_DIRECTIVE 1_. Give the full names of the three children identified in the Gaza article's account of the recent cross-border violence.

_PASSAGE_.
# # # # # # #
Five years on Gaza's children remain targets

Jan 30, 2014
UN Secretary-General Ban Ki-moon addresses a press conference in the Gaza Strip on January 20, 2009, in front of a UNRWA warehouse building damaged by Israeli attacks during Operation Cast Lead. (UN Photo/Eskinder Debebe)

Despite damning evidence of war crimes, the US government played a role in blocking international efforts to hold Israel accountable. The resulting impunity has enabled Israel to continue its oppressive policies in Gaza where children undoubtedly remain targets, writes Brad Parker in Al-Jazeera.

Ramallah, January 30, 2014­—Hala Ahmad Salman Abu Sabikha, 2, was killed in her yard when an Israeli tank targeted her home in Al-Mughazi refugee camp, central Gaza, on December 24, 2013. Israeli soldiers shot Adnan Abu Khater, 16, in the leg with live ammunition on January 2, 2014, and he died the following day. Mohammad Rafiq Shinbari, 17, was shot and wounded in the leg with live ammunition on December 15.

These were cases of the recent cross-bodrer violence which resulted in fatalities and injuries to children.

It has been five years since Operation Cast Lead, a 22-day Israeli military offensive in Gaza which took place between December 27 and January 18, 2008 and claimed the lives of at least 1,400 Palestinians, including more than 350 Palestinian children.

Despite damning evidence of war crimes, the US government played a role in blocking international efforts to hold Israel accountable for serious breaches of international law. The resulting impunity has enabled Israel to continue its oppressive policies in Gaza where children undoubtedly remain targets.

On December 27, 2008, Israel launched an intensive aerial and naval bombing campaign throughout the Gaza Strip. A large-scale ground invasion followed the week after. The onslaught was arguably Israel's boldest military operation since the 2006 Lebanon war when it inflicted deliberate destruction to civilian infrastructure in Beirut's Dahiya neighbourhood, a Hezbollah stronghold.

Following the 2006 war, Major General Gadi Eisenkot stated: "What happened in the Dahiya quarter of Beirut in 2006 will happen in every village from which Israel is fired on." He added: "These are not civilian villages, they are military bases."

Two years later, Israeli military leaders put the "Dahiya doctrine" into action in the Gaza Strip by applying disproportionate force to inflict great damage to civilian infrastructure and neighbourhoods.

The devastating impact on children in Gaza was immediate. On December 29, 2008, five girls from the Balousha family (aged 4 - 17) were killed in their home when Israeli airstrikes targeted a nearby mosque in the densely populated Jabaliya refugee camp in North Gaza. On the same day in Rafah, the al-Absi family lost three sons (aged 4, 12, and 14) when their home was the target of an Israeli airstrike. These are only a few examples.
# # # # # # #
_TASK INPUT_.

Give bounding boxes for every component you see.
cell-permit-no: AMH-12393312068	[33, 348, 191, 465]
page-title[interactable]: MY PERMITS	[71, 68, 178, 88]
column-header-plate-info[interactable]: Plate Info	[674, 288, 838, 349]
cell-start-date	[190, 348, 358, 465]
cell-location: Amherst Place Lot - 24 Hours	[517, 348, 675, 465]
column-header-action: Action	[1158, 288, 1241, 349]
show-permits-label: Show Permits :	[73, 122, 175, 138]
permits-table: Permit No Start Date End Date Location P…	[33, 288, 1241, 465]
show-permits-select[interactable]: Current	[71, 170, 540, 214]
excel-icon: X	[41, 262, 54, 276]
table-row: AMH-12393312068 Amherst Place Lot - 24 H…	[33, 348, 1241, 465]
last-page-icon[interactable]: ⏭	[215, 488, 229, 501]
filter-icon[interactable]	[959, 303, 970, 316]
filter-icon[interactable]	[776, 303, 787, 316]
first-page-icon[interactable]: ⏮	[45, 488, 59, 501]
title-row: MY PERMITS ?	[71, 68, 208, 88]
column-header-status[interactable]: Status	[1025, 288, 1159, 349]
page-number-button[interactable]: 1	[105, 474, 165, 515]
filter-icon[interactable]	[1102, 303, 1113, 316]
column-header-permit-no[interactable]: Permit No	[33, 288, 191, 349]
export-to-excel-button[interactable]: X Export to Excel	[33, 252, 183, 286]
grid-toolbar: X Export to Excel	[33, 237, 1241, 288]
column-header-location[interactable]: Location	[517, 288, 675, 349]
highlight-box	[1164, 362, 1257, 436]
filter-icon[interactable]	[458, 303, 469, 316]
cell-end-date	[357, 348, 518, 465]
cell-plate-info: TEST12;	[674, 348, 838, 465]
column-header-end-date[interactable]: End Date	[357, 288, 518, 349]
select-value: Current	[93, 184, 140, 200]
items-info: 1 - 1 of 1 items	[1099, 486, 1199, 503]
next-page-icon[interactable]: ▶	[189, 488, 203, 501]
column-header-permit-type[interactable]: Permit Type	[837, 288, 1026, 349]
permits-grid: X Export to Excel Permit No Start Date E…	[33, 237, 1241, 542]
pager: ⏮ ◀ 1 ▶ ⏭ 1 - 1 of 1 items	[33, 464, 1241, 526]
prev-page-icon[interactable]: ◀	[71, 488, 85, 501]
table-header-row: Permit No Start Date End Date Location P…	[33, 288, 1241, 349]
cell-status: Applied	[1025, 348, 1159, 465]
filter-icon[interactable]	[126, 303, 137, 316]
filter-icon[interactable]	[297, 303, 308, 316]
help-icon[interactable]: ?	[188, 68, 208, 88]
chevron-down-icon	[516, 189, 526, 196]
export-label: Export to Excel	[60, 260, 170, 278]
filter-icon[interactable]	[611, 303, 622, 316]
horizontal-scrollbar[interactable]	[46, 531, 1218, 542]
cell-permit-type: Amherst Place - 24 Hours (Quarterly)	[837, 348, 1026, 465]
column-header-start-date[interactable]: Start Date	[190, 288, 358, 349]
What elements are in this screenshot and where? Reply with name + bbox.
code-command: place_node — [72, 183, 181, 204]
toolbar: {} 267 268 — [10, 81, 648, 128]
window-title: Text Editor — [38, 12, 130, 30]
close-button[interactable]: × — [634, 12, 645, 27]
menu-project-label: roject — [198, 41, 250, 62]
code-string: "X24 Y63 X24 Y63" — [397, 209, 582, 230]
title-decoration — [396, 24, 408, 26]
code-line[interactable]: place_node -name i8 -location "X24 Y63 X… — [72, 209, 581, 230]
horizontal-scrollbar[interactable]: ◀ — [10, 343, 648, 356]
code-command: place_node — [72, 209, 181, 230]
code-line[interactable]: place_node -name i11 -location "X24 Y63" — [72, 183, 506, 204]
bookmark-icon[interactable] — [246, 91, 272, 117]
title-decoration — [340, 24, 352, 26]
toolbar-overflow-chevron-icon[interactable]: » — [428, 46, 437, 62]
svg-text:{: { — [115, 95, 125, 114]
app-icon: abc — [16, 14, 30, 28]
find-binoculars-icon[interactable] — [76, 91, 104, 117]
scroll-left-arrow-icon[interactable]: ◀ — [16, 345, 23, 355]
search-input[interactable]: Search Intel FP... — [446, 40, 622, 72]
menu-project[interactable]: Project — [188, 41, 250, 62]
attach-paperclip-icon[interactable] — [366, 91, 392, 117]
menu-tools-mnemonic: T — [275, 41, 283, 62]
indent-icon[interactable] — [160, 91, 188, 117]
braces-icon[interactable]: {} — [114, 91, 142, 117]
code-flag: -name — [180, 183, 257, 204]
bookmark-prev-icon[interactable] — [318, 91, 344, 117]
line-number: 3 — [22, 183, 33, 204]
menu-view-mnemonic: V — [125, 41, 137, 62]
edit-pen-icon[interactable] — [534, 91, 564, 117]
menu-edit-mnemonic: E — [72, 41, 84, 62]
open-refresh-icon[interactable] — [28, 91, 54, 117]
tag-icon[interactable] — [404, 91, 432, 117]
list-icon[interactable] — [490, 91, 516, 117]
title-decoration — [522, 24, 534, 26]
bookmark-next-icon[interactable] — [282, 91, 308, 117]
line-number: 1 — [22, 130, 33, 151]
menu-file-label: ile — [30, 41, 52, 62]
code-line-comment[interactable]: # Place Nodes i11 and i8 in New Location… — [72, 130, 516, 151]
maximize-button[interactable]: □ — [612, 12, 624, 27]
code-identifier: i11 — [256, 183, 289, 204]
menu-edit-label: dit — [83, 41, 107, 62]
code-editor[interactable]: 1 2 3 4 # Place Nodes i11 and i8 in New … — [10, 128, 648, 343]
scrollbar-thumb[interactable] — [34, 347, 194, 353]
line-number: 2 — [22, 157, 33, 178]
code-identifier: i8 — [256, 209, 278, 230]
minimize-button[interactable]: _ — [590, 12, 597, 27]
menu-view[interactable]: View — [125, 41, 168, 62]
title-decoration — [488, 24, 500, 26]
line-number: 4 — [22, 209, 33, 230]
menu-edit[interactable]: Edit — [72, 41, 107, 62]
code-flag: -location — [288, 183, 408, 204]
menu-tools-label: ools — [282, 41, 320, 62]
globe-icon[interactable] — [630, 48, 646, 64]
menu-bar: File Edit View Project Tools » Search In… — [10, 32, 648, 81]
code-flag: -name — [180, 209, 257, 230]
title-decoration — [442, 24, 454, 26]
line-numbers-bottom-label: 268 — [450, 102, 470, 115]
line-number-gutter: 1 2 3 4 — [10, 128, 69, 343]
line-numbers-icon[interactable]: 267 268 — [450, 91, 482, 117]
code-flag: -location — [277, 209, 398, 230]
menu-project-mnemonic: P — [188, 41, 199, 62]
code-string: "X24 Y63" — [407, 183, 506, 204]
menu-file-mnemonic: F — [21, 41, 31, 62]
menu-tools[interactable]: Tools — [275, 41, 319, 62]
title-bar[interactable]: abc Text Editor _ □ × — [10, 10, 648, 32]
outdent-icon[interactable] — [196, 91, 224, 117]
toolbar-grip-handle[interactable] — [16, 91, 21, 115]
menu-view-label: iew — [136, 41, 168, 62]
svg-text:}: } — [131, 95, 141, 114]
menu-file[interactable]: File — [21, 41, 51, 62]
# # # # # # #
_DIRECTIVE 2_. Return the records without changes from their start up to and including the line containing "cell-location: Amherst Place".

_WORKED ANSWER 1_.
Hala Ahmad Salman Abu Sabikha
Adnan Abu Khater
Mohammad Rafiq Shinbari

_WORKED ANSWER 2_.
Give bounding boxes for every component you see.
cell-permit-no: AMH-12393312068	[33, 348, 191, 465]
page-title[interactable]: MY PERMITS	[71, 68, 178, 88]
column-header-plate-info[interactable]: Plate Info	[674, 288, 838, 349]
cell-start-date	[190, 348, 358, 465]
cell-location: Amherst Place Lot - 24 Hours	[517, 348, 675, 465]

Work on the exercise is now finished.